• _Task description_: Quote the material exactly from the line that contains "What does this" through its last line. Any pictures are to be left out.

####################

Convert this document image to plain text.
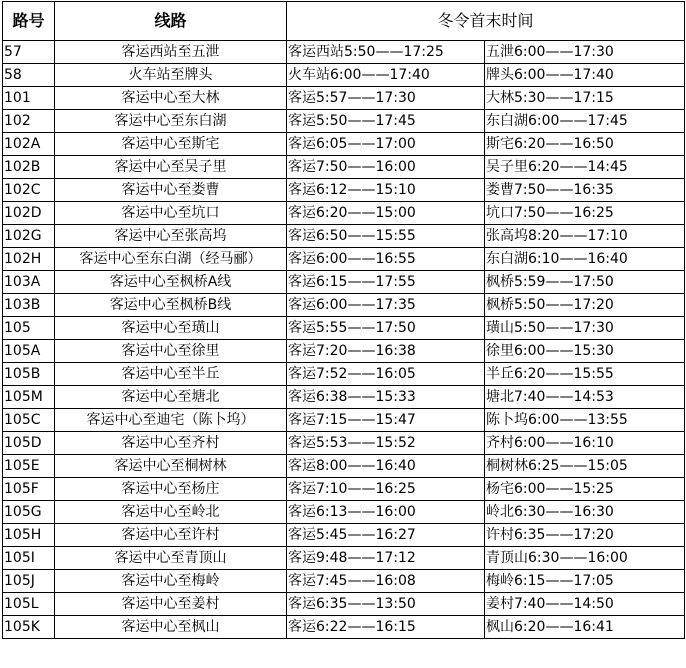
路号	线路	冬令首末时间	
57	客运西站至五泄	客运西站5:50——17:25	五泄6:00——17:30
58	火车站至牌头	火车站6:00——17:40	牌头6:00——17:40
101	客运中心至大林	客运5:57——17:30	大林5:30——17:15
102	客运中心至东白湖	客运5:50——17:45	东白湖6:00——17:45
102A	客运中心至斯宅	客运6:05——17:00	斯宅6:20——16:50
102B	客运中心至吴子里	客运7:50——16:00	吴子里6:20——14:45
102C	客运中心至娄曹	客运6:12——15:10	娄曹7:50——16:35
102D	客运中心至坑口	客运6:20——15:00	坑口7:50——16:25
102G	客运中心至张高坞	客运6:50——15:55	张高坞8:20——17:10
102H	客运中心至东白湖（经马郦）	客运6:00——16:55	东白湖6:10——16:40
103A	客运中心至枫桥A线	客运6:15——17:55	枫桥5:59——17:50
103B	客运中心至枫桥B线	客运6:00——17:35	枫桥5:50——17:20
105	客运中心至璜山	客运5:55——17:50	璜山5:50——17:30
105A	客运中心至徐里	客运7:20——16:38	徐里6:00——15:30
105B	客运中心至半丘	客运7:52——16:05	半丘6:20——15:55
105M	客运中心至塘北	客运6:38——15:33	塘北7:40——14:53
105C	客运中心至迪宅（陈卜坞）	客运7:15——15:47	陈卜坞6:00——13:55
105D	客运中心至齐村	客运5:53——15:52	齐村6:00——16:10
105E	客运中心至桐树林	客运8:00——16:40	桐树林6:25——15:05
105F	客运中心至杨庄	客运7:10——16:25	杨宅6:00——15:25
105G	客运中心至岭北	客运6:13——16:00	岭北6:30——16:30
105H	客运中心至许村	客运5:45——16:27	许村6:35——17:20
105I	客运中心至青顶山	客运9:48——17:12	青顶山6:30——16:00
105J	客运中心至梅岭	客运7:45——16:08	梅岭6:15——17:05
105L	客运中心至姜村	客运6:35——13:50	姜村7:40——14:50
105K	客运中心至枫山	客运6:22——16:15	枫山6:20——16:41
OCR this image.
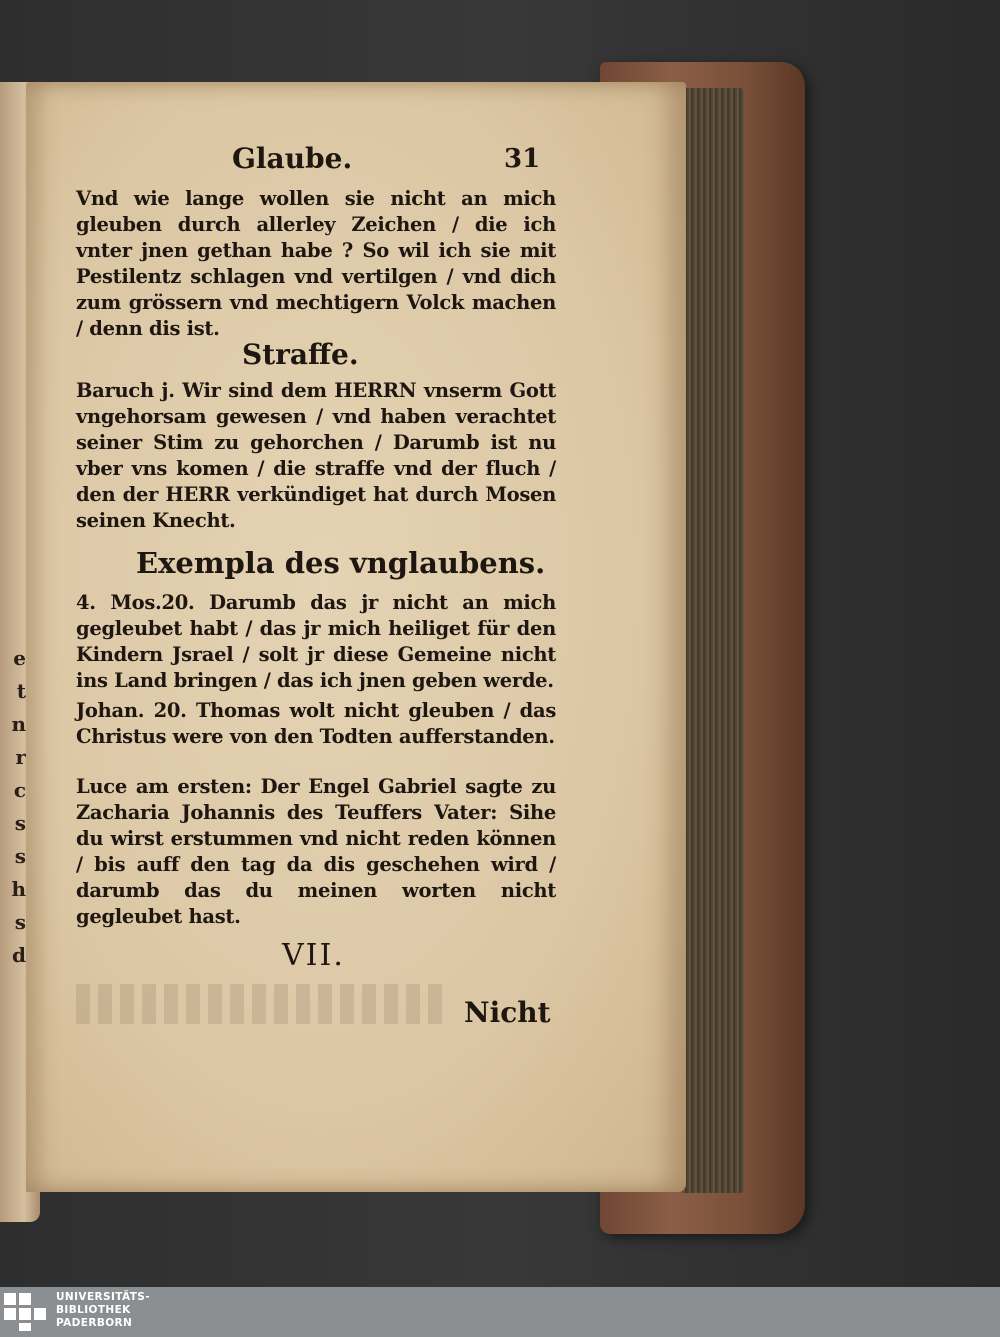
e
t
n
r
c
s
s
h
s
d
Glaube.	31
Vnd wie lange wollen sie nicht an mich gleuben durch allerley Zeichen / die ich vnter jnen gethan habe ? So wil ich sie mit Pestilentz schlagen vnd vertilgen / vnd dich zum grössern vnd mechtigern Volck machen / denn dis ist.
Straffe.
Baruch j. Wir sind dem HERRN vnserm Gott vngehorsam gewesen / vnd haben verachtet seiner Stim zu gehorchen / Darumb ist nu vber vns komen / die straffe vnd der fluch / den der HERR verkündiget hat durch Mosen seinen Knecht.
Exempla des vnglaubens.
4. Mos.20. Darumb das jr nicht an mich gegleubet habt / das jr mich heiliget für den Kindern Jsrael / solt jr diese Gemeine nicht ins Land bringen / das ich jnen geben werde.
Johan. 20. Thomas wolt nicht gleuben / das Christus were von den Todten aufferstanden.
Luce am ersten: Der Engel Gabriel sagte zu Zacharia Johannis des Teuffers Vater: Sihe du wirst erstummen vnd nicht reden können / bis auff den tag da dis geschehen wird / darumb das du meinen worten nicht gegleubet hast.
VII.
Nicht
UNIVERSITÄTS-
BIBLIOTHEK
PADERBORN
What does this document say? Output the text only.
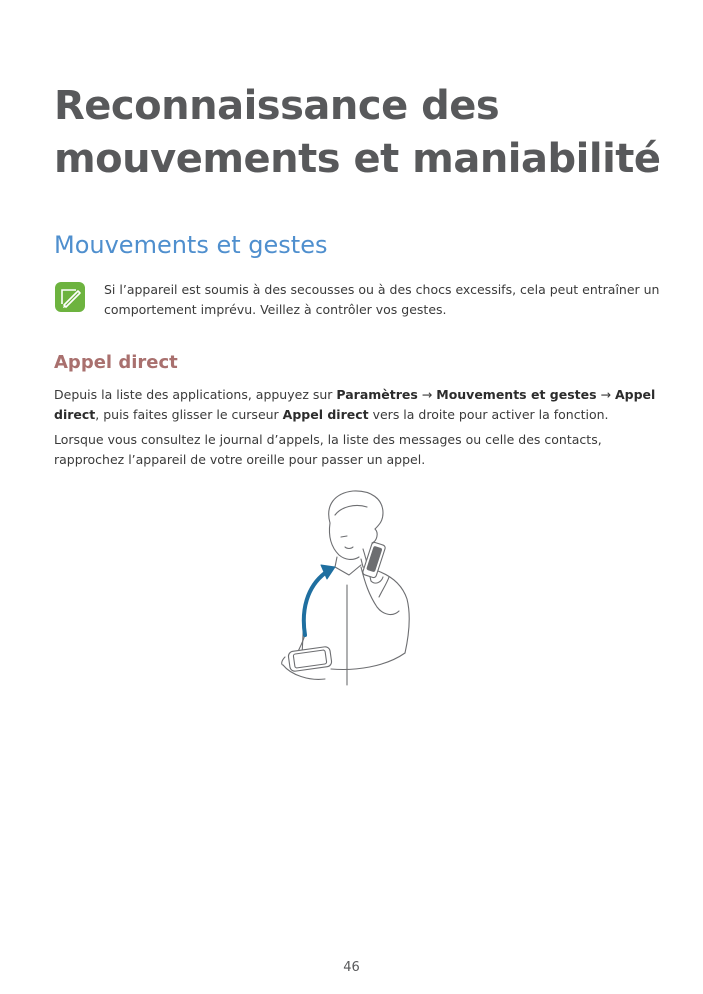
Reconnaissance des
mouvements et maniabilité
Mouvements et gestes

Si l’appareil est soumis à des secousses ou à des chocs excessifs, cela peut entraîner un comportement imprévu. Veillez à contrôler vos gestes.

Appel direct

Depuis la liste des applications, appuyez sur Paramètres → Mouvements et gestes → Appel direct, puis faites glisser le curseur Appel direct vers la droite pour activer la fonction.

Lorsque vous consultez le journal d’appels, la liste des messages ou celle des contacts, rapprochez l’appareil de votre oreille pour passer un appel.

46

####################

• _Task response_:
What does this document say? Output the text only.
Reconnaissance des
mouvements et maniabilité
Mouvements et gestes

Si l’appareil est soumis à des secousses ou à des chocs excessifs, cela peut entraîner un comportement imprévu. Veillez à contrôler vos gestes.

Appel direct

Depuis la liste des applications, appuyez sur Paramètres → Mouvements et gestes → Appel direct, puis faites glisser le curseur Appel direct vers la droite pour activer la fonction.

Lorsque vous consultez le journal d’appels, la liste des messages ou celle des contacts, rapprochez l’appareil de votre oreille pour passer un appel.

46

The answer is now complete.